Problem to work on: Drop the pictures, then extract the listing word for word.

::::::::

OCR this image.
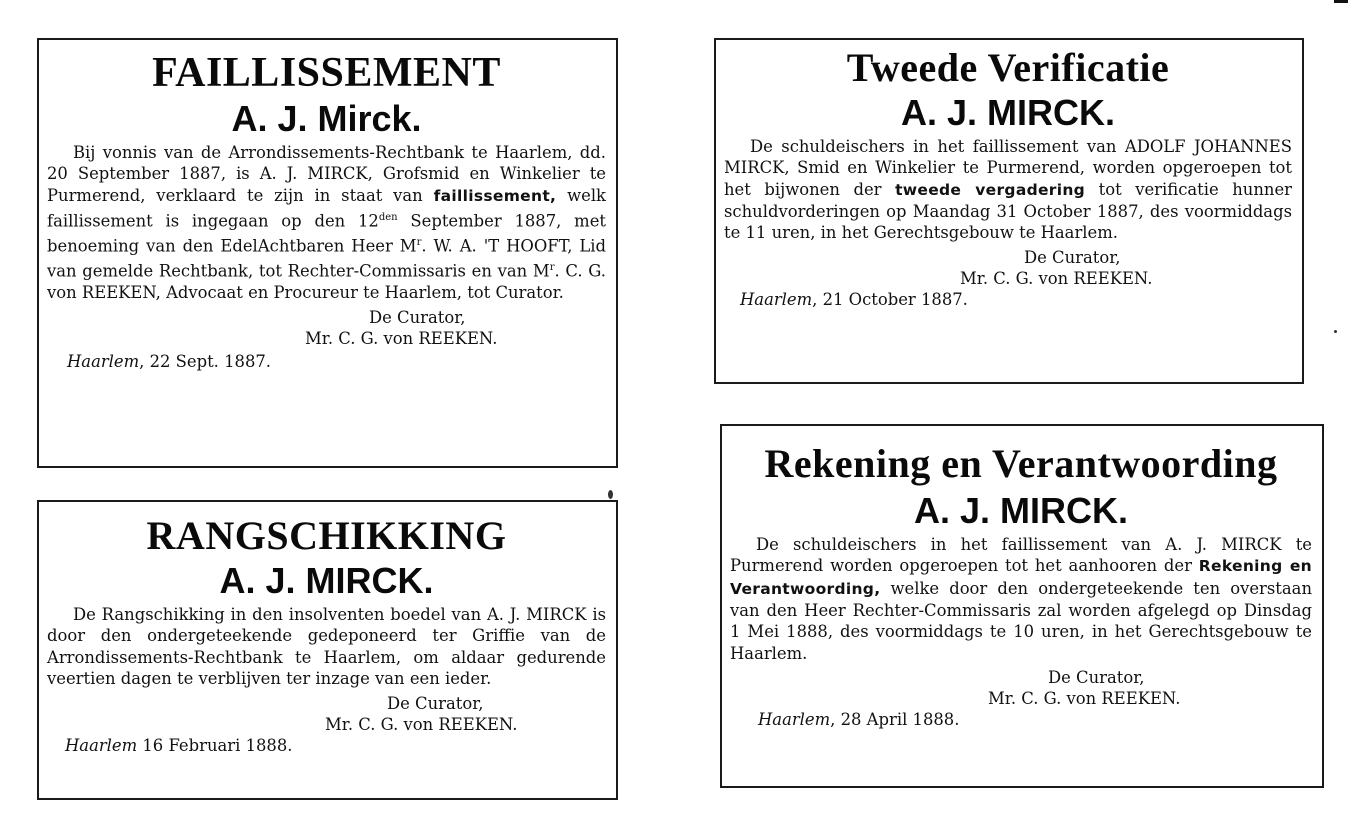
FAILLISSEMENT
A. J. Mirck.

Bij vonnis van de Arrondissements-Rechtbank te Haarlem, dd. 20 September 1887, is A. J. MIRCK, Grofsmid en Winkelier te Purmerend, verklaard te zijn in staat van faillissement, welk faillissement is ingegaan op den $12^{den}$ September 1887, met benoeming van den EdelAchtbaren Heer $M^r$. W. A. 'T HOOFT, Lid van gemelde Rechtbank, tot Rechter-Commissaris en van $M^r$. C. G. von REEKEN, Advocaat en Procureur te Haarlem, tot Curator.

De Curator,
Mr. C. G. von REEKEN.
Haarlem, 22 Sept. 1887.
RANGSCHIKKING
A. J. MIRCK.

De Rangschikking in den insolventen boedel van A. J. MIRCK is door den ondergeteekende gedeponeerd ter Griffie van de Arrondissements-Rechtbank te Haarlem, om aldaar gedurende veertien dagen te verblijven ter inzage van een ieder.

De Curator,
Mr. C. G. von REEKEN.
Haarlem 16 Februari 1888.
Tweede Verificatie
A. J. MIRCK.

De schuldeischers in het faillissement van ADOLF JOHANNES MIRCK, Smid en Winkelier te Purmerend, worden opgeroepen tot het bijwonen der tweede vergadering tot verificatie hunner schuldvorderingen op Maandag 31 October 1887, des voormiddags te 11 uren, in het Gerechtsgebouw te Haarlem.

De Curator,
Mr. C. G. von REEKEN.
Haarlem, 21 October 1887.
Rekening en Verantwoording
A. J. MIRCK.

De schuldeischers in het faillissement van A. J. MIRCK te Purmerend worden opgeroepen tot het aanhooren der Rekening en Verantwoording, welke door den ondergeteekende ten overstaan van den Heer Rechter-Commissaris zal worden afgelegd op Dinsdag 1 Mei 1888, des voormiddags te 10 uren, in het Gerechtsgebouw te Haarlem.

De Curator,
Mr. C. G. von REEKEN.
Haarlem, 28 April 1888.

::::::::

Exercise output:
OCR this image.
FAILLISSEMENT
A. J. Mirck.

Bij vonnis van de Arrondissements-Rechtbank te Haarlem, dd. 20 September 1887, is A. J. MIRCK, Grofsmid en Winkelier te Purmerend, verklaard te zijn in staat van faillissement, welk faillissement is ingegaan op den $12^{den}$ September 1887, met benoeming van den EdelAchtbaren Heer $M^r$. W. A. 'T HOOFT, Lid van gemelde Rechtbank, tot Rechter-Commissaris en van $M^r$. C. G. von REEKEN, Advocaat en Procureur te Haarlem, tot Curator.

De Curator,
Mr. C. G. von REEKEN.
Haarlem, 22 Sept. 1887.
RANGSCHIKKING
A. J. MIRCK.

De Rangschikking in den insolventen boedel van A. J. MIRCK is door den ondergeteekende gedeponeerd ter Griffie van de Arrondissements-Rechtbank te Haarlem, om aldaar gedurende veertien dagen te verblijven ter inzage van een ieder.

De Curator,
Mr. C. G. von REEKEN.
Haarlem 16 Februari 1888.
Tweede Verificatie
A. J. MIRCK.

De schuldeischers in het faillissement van ADOLF JOHANNES MIRCK, Smid en Winkelier te Purmerend, worden opgeroepen tot het bijwonen der tweede vergadering tot verificatie hunner schuldvorderingen op Maandag 31 October 1887, des voormiddags te 11 uren, in het Gerechtsgebouw te Haarlem.

De Curator,
Mr. C. G. von REEKEN.
Haarlem, 21 October 1887.
Rekening en Verantwoording
A. J. MIRCK.

De schuldeischers in het faillissement van A. J. MIRCK te Purmerend worden opgeroepen tot het aanhooren der Rekening en Verantwoording, welke door den ondergeteekende ten overstaan van den Heer Rechter-Commissaris zal worden afgelegd op Dinsdag 1 Mei 1888, des voormiddags te 10 uren, in het Gerechtsgebouw te Haarlem.

De Curator,
Mr. C. G. von REEKEN.
Haarlem, 28 April 1888.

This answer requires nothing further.